THE PROBLEM:
Below is a block of records. Copy every line in it that contains the word "minuts".

---

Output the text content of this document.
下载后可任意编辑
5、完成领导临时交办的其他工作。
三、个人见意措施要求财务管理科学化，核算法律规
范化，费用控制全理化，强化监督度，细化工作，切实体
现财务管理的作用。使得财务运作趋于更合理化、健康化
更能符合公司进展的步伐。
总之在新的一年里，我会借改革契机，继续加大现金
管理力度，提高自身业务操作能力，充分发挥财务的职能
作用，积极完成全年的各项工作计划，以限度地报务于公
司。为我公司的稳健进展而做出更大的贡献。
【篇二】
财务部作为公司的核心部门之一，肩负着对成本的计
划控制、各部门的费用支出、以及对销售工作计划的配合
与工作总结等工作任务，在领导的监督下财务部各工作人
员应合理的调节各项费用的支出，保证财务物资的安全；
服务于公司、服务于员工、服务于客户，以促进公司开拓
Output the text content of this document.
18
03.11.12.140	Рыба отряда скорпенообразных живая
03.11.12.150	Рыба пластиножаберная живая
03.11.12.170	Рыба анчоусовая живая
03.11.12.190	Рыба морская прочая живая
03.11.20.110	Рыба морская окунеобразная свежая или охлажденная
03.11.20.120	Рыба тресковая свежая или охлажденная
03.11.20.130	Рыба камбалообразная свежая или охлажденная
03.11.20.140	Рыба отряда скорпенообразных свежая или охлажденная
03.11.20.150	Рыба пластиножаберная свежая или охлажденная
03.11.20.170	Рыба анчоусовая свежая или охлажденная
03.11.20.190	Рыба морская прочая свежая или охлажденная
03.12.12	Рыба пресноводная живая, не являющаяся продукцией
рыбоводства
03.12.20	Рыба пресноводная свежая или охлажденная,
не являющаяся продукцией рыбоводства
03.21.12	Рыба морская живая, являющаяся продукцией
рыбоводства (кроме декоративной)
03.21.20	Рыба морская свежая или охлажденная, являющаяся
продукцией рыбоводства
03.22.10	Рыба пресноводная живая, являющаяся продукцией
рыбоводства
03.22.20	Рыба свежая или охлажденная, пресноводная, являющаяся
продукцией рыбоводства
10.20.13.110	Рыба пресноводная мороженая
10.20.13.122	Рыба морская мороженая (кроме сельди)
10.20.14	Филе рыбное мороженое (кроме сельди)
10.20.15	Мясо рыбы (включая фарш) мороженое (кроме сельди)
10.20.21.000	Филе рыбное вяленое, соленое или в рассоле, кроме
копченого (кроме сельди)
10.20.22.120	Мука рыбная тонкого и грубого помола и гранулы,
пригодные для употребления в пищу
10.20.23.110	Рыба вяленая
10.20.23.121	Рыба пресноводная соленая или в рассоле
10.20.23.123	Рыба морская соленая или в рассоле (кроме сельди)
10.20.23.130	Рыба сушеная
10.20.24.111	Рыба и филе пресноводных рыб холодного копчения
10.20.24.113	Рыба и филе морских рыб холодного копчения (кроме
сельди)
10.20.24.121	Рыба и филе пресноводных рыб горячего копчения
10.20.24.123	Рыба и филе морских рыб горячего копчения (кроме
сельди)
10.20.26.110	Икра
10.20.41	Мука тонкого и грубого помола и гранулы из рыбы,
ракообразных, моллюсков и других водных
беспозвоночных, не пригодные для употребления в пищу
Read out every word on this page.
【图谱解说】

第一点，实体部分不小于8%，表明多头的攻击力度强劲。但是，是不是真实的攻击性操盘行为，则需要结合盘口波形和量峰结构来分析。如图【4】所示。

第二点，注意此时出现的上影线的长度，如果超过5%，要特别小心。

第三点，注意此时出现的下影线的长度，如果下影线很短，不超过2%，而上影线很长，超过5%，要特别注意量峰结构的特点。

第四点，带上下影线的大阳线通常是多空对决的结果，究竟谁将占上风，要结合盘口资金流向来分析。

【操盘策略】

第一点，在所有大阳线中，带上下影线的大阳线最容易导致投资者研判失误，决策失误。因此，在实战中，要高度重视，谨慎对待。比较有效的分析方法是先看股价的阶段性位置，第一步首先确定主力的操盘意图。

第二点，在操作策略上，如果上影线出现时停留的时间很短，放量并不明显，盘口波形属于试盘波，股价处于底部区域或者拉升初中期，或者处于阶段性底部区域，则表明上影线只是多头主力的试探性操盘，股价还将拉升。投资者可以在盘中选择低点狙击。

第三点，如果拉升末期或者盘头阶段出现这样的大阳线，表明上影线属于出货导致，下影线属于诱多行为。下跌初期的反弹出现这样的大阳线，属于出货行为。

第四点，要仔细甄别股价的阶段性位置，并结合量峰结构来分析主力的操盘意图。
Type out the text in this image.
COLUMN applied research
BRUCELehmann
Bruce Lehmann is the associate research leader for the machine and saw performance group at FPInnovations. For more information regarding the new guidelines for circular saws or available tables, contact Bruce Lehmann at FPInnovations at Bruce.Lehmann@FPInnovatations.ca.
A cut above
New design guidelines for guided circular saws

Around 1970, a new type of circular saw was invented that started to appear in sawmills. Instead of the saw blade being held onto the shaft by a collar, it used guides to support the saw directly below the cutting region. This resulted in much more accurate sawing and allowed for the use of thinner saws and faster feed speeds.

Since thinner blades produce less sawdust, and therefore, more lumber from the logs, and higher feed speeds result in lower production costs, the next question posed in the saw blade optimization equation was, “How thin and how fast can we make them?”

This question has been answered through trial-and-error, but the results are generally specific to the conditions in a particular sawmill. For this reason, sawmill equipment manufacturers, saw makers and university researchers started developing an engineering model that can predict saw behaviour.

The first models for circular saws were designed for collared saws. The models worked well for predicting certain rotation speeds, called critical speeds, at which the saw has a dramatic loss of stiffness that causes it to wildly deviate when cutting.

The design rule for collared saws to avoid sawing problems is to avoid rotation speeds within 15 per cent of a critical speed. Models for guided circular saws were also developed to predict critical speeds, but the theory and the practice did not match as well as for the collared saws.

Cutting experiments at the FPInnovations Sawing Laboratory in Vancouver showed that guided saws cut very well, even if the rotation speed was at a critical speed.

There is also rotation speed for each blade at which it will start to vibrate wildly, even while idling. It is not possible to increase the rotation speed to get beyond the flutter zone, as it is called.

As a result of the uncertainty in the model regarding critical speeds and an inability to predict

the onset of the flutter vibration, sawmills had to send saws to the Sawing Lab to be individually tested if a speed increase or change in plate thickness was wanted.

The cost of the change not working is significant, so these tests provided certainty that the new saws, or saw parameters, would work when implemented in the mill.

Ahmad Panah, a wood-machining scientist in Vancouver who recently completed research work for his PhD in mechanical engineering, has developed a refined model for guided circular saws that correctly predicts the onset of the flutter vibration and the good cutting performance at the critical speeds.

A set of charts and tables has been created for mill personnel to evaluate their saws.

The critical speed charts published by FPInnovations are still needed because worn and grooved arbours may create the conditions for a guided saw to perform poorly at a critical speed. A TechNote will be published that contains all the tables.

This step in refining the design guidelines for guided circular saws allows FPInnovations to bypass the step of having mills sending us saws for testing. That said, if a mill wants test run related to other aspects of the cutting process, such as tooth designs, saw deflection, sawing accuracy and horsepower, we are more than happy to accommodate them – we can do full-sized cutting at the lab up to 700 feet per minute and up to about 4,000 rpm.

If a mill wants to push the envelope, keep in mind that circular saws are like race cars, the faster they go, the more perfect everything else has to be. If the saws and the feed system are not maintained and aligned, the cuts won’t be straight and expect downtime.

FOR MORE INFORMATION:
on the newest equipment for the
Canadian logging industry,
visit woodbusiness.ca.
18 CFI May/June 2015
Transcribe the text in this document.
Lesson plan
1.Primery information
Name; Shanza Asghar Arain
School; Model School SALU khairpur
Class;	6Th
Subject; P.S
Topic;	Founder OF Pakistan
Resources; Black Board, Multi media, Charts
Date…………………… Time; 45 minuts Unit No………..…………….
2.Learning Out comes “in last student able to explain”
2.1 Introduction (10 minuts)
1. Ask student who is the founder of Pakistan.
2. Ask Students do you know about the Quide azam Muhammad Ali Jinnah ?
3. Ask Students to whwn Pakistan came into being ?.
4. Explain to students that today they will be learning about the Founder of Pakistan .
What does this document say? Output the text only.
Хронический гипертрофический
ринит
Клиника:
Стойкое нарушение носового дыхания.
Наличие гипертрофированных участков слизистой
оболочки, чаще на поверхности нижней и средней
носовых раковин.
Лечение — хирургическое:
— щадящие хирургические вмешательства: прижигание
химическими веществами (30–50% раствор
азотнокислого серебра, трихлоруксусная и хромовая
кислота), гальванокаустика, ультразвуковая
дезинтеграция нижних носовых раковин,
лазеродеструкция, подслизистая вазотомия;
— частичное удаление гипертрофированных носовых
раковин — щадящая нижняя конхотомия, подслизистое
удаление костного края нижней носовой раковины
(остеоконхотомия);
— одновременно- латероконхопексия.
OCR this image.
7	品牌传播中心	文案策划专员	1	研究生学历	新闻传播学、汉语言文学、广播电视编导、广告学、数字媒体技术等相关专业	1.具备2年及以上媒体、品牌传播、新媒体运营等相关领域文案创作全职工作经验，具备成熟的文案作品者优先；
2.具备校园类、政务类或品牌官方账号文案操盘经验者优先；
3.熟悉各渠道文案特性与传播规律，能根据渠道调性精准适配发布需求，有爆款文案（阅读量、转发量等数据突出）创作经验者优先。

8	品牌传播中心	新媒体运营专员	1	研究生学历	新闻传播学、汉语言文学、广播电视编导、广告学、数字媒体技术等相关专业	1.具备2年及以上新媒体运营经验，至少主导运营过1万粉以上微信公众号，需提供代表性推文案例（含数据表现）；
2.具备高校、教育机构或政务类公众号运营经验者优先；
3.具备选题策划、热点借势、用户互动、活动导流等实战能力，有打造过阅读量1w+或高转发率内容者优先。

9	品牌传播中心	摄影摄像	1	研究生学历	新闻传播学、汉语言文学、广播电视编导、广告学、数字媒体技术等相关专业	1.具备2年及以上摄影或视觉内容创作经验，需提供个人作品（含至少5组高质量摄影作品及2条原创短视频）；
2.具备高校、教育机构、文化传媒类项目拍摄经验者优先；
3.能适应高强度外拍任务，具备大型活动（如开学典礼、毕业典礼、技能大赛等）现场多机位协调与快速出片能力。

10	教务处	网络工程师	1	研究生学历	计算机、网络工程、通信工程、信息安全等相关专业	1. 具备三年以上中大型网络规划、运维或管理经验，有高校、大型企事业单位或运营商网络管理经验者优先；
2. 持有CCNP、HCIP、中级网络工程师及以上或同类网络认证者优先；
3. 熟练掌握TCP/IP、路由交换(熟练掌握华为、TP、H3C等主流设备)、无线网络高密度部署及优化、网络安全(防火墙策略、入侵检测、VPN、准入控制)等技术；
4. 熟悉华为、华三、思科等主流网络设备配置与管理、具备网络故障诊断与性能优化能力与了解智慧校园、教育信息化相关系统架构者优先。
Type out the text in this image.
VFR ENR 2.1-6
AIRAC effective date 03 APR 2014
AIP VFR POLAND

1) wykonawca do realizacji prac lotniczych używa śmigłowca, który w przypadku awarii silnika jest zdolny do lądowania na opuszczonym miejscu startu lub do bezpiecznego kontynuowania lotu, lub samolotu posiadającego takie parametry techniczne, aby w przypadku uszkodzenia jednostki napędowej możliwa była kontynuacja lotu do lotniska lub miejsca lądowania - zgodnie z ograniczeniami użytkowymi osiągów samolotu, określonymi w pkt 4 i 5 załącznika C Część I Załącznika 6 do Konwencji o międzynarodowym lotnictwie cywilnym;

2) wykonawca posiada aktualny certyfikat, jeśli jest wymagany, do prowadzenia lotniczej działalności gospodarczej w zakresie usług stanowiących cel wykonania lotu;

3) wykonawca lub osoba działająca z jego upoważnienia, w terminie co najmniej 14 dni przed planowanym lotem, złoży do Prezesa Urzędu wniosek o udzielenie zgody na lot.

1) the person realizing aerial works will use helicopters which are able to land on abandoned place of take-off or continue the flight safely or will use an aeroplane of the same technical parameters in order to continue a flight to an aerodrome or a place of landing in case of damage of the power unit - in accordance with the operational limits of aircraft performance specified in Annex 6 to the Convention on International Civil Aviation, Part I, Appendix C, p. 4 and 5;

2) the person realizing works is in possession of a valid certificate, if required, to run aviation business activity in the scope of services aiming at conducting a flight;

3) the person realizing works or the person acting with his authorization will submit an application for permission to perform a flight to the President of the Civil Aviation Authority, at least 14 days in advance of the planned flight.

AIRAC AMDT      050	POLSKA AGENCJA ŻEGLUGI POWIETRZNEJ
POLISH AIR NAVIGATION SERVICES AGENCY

---

EXERCISE SOLUTION:
Date…………………… Time; 45 minuts Unit No………..…………….
2.1 Introduction (10 minuts)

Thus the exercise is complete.